**DATA:**
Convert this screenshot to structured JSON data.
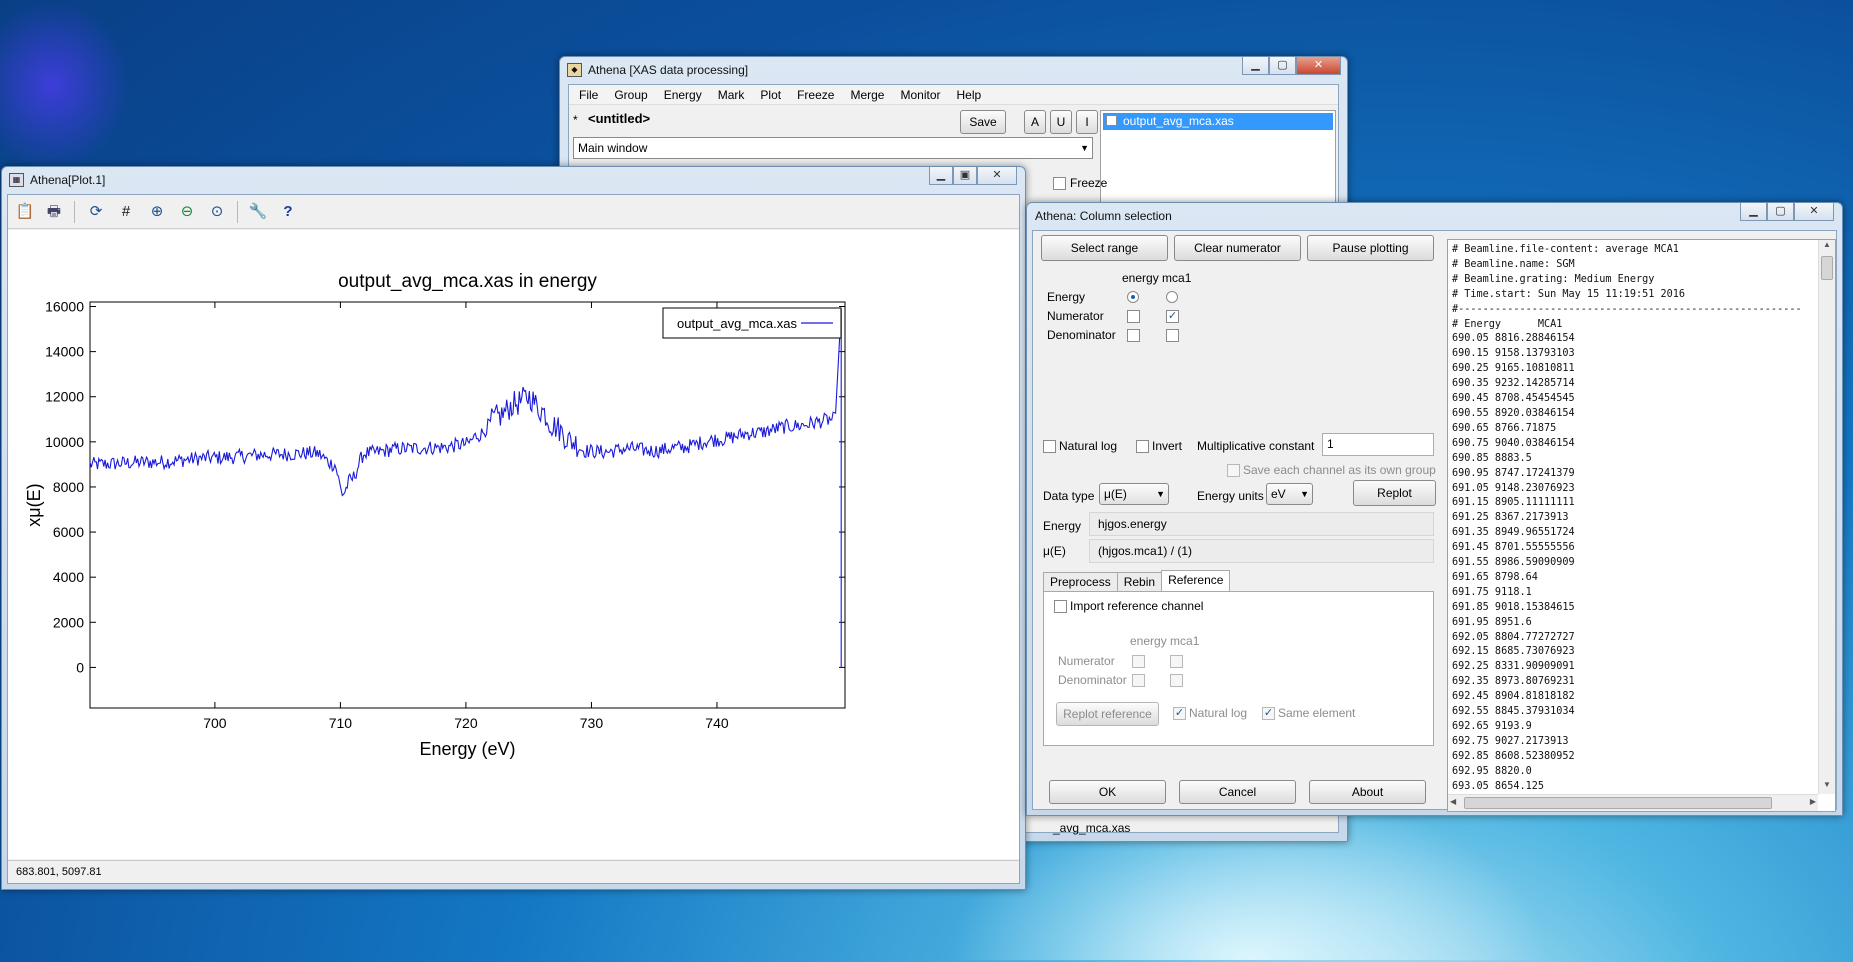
{
  "athena_main": {
    "title": "Athena [XAS data processing]",
    "menu": [
      "File",
      "Group",
      "Energy",
      "Mark",
      "Plot",
      "Freeze",
      "Merge",
      "Monitor",
      "Help"
    ],
    "project_marker": "*",
    "project_name": "<untitled>",
    "save_label": "Save",
    "btn_a": "A",
    "btn_u": "U",
    "btn_i": "I",
    "view_select": "Main window",
    "group_item": "output_avg_mca.xas",
    "freeze_label": "Freeze",
    "status_fragment": "_avg_mca.xas"
  },
  "plot_window": {
    "title": "Athena[Plot.1]",
    "status_coords": "683.801,  5097.81"
  },
  "chart_data": {
    "type": "line",
    "title": "output_avg_mca.xas in energy",
    "xlabel": "Energy    (eV)",
    "ylabel": "xμ(E)",
    "xlim": [
      690.05,
      750.2
    ],
    "ylim": [
      -1800,
      16200
    ],
    "xticks": [
      700,
      710,
      720,
      730,
      740
    ],
    "yticks": [
      0,
      2000,
      4000,
      6000,
      8000,
      10000,
      12000,
      14000,
      16000
    ],
    "legend_position": "top-right",
    "series": [
      {
        "name": "output_avg_mca.xas",
        "color": "#1a1ad8",
        "anchors_x": [
          690.05,
          695,
          700,
          705,
          708,
          709.5,
          710.2,
          710.8,
          712,
          715,
          718,
          720,
          721,
          722.5,
          724,
          725,
          726,
          727,
          728.5,
          729.5,
          731,
          733,
          735,
          737,
          740,
          743,
          746,
          749.5
        ],
        "anchors_y": [
          9000,
          9100,
          9300,
          9450,
          9500,
          9000,
          7700,
          8300,
          9500,
          9700,
          9750,
          9900,
          10300,
          11100,
          11700,
          12000,
          11400,
          10700,
          10000,
          9600,
          9550,
          9700,
          9600,
          9750,
          10100,
          10400,
          10700,
          11000
        ],
        "noise_amp": 320,
        "step": 0.1,
        "end_spike": {
          "x": 749.9,
          "ymin": 0,
          "ymax": 15900
        }
      }
    ]
  },
  "column_dialog": {
    "title": "Athena: Column selection",
    "select_range": "Select range",
    "clear_numerator": "Clear numerator",
    "pause_plotting": "Pause plotting",
    "column_header": "energy mca1",
    "row_energy": "Energy",
    "row_numerator": "Numerator",
    "row_denominator": "Denominator",
    "natural_log": "Natural log",
    "invert": "Invert",
    "mult_const_label": "Multiplicative constant",
    "mult_const_value": "1",
    "save_each": "Save each channel as its own group",
    "data_type_label": "Data type",
    "data_type_value": "μ(E)",
    "energy_units_label": "Energy units",
    "energy_units_value": "eV",
    "replot": "Replot",
    "energy_label": "Energy",
    "energy_expr": "hjgos.energy",
    "mu_label": "μ(E)",
    "mu_expr": "(hjgos.mca1) / (1)",
    "tabs": [
      "Preprocess",
      "Rebin",
      "Reference"
    ],
    "import_ref": "Import reference channel",
    "ref_column_header": "energy mca1",
    "ref_numerator": "Numerator",
    "ref_denominator": "Denominator",
    "replot_reference": "Replot reference",
    "ref_natural_log": "Natural log",
    "same_element": "Same element",
    "ok": "OK",
    "cancel": "Cancel",
    "about": "About",
    "file_lines": [
      "# Beamline.file-content: average MCA1",
      "# Beamline.name: SGM",
      "# Beamline.grating: Medium Energy",
      "# Time.start: Sun May 15 11:19:51 2016",
      "#--------------------------------------------------------",
      "# Energy      MCA1",
      "690.05 8816.28846154",
      "690.15 9158.13793103",
      "690.25 9165.10810811",
      "690.35 9232.14285714",
      "690.45 8708.45454545",
      "690.55 8920.03846154",
      "690.65 8766.71875",
      "690.75 9040.03846154",
      "690.85 8883.5",
      "690.95 8747.17241379",
      "691.05 9148.23076923",
      "691.15 8905.11111111",
      "691.25 8367.2173913",
      "691.35 8949.96551724",
      "691.45 8701.55555556",
      "691.55 8986.59090909",
      "691.65 8798.64",
      "691.75 9118.1",
      "691.85 9018.15384615",
      "691.95 8951.6",
      "692.05 8804.77272727",
      "692.15 8685.73076923",
      "692.25 8331.90909091",
      "692.35 8973.80769231",
      "692.45 8904.81818182",
      "692.55 8845.37931034",
      "692.65 9193.9",
      "692.75 9027.2173913",
      "692.85 8608.52380952",
      "692.95 8820.0",
      "693.05 8654.125"
    ]
  }
}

**PROBLEM STATEMENT:** Excluding the pictures, reproduce every entry exactly as given.

**OUTPUT BELOW:**
Convert this screenshot to structured JSON data.
{
  "athena_main": {
    "title": "Athena [XAS data processing]",
    "menu": [
      "File",
      "Group",
      "Energy",
      "Mark",
      "Plot",
      "Freeze",
      "Merge",
      "Monitor",
      "Help"
    ],
    "project_marker": "*",
    "project_name": "<untitled>",
    "save_label": "Save",
    "btn_a": "A",
    "btn_u": "U",
    "btn_i": "I",
    "view_select": "Main window",
    "group_item": "output_avg_mca.xas",
    "freeze_label": "Freeze",
    "status_fragment": "_avg_mca.xas"
  },
  "plot_window": {
    "title": "Athena[Plot.1]",
    "status_coords": "683.801,  5097.81"
  },
  "chart_data": {
    "type": "line",
    "title": "output_avg_mca.xas in energy",
    "xlabel": "Energy    (eV)",
    "ylabel": "xμ(E)",
    "xlim": [
      690.05,
      750.2
    ],
    "ylim": [
      -1800,
      16200
    ],
    "xticks": [
      700,
      710,
      720,
      730,
      740
    ],
    "yticks": [
      0,
      2000,
      4000,
      6000,
      8000,
      10000,
      12000,
      14000,
      16000
    ],
    "legend_position": "top-right",
    "series": [
      {
        "name": "output_avg_mca.xas",
        "color": "#1a1ad8",
        "anchors_x": [
          690.05,
          695,
          700,
          705,
          708,
          709.5,
          710.2,
          710.8,
          712,
          715,
          718,
          720,
          721,
          722.5,
          724,
          725,
          726,
          727,
          728.5,
          729.5,
          731,
          733,
          735,
          737,
          740,
          743,
          746,
          749.5
        ],
        "anchors_y": [
          9000,
          9100,
          9300,
          9450,
          9500,
          9000,
          7700,
          8300,
          9500,
          9700,
          9750,
          9900,
          10300,
          11100,
          11700,
          12000,
          11400,
          10700,
          10000,
          9600,
          9550,
          9700,
          9600,
          9750,
          10100,
          10400,
          10700,
          11000
        ],
        "noise_amp": 320,
        "step": 0.1,
        "end_spike": {
          "x": 749.9,
          "ymin": 0,
          "ymax": 15900
        }
      }
    ]
  },
  "column_dialog": {
    "title": "Athena: Column selection",
    "select_range": "Select range",
    "clear_numerator": "Clear numerator",
    "pause_plotting": "Pause plotting",
    "column_header": "energy mca1",
    "row_energy": "Energy",
    "row_numerator": "Numerator",
    "row_denominator": "Denominator",
    "natural_log": "Natural log",
    "invert": "Invert",
    "mult_const_label": "Multiplicative constant",
    "mult_const_value": "1",
    "save_each": "Save each channel as its own group",
    "data_type_label": "Data type",
    "data_type_value": "μ(E)",
    "energy_units_label": "Energy units",
    "energy_units_value": "eV",
    "replot": "Replot",
    "energy_label": "Energy",
    "energy_expr": "hjgos.energy",
    "mu_label": "μ(E)",
    "mu_expr": "(hjgos.mca1) / (1)",
    "tabs": [
      "Preprocess",
      "Rebin",
      "Reference"
    ],
    "import_ref": "Import reference channel",
    "ref_column_header": "energy mca1",
    "ref_numerator": "Numerator",
    "ref_denominator": "Denominator",
    "replot_reference": "Replot reference",
    "ref_natural_log": "Natural log",
    "same_element": "Same element",
    "ok": "OK",
    "cancel": "Cancel",
    "about": "About",
    "file_lines": [
      "# Beamline.file-content: average MCA1",
      "# Beamline.name: SGM",
      "# Beamline.grating: Medium Energy",
      "# Time.start: Sun May 15 11:19:51 2016",
      "#--------------------------------------------------------",
      "# Energy      MCA1",
      "690.05 8816.28846154",
      "690.15 9158.13793103",
      "690.25 9165.10810811",
      "690.35 9232.14285714",
      "690.45 8708.45454545",
      "690.55 8920.03846154",
      "690.65 8766.71875",
      "690.75 9040.03846154",
      "690.85 8883.5",
      "690.95 8747.17241379",
      "691.05 9148.23076923",
      "691.15 8905.11111111",
      "691.25 8367.2173913",
      "691.35 8949.96551724",
      "691.45 8701.55555556",
      "691.55 8986.59090909",
      "691.65 8798.64",
      "691.75 9118.1",
      "691.85 9018.15384615",
      "691.95 8951.6",
      "692.05 8804.77272727",
      "692.15 8685.73076923",
      "692.25 8331.90909091",
      "692.35 8973.80769231",
      "692.45 8904.81818182",
      "692.55 8845.37931034",
      "692.65 9193.9",
      "692.75 9027.2173913",
      "692.85 8608.52380952",
      "692.95 8820.0",
      "693.05 8654.125"
    ]
  }
}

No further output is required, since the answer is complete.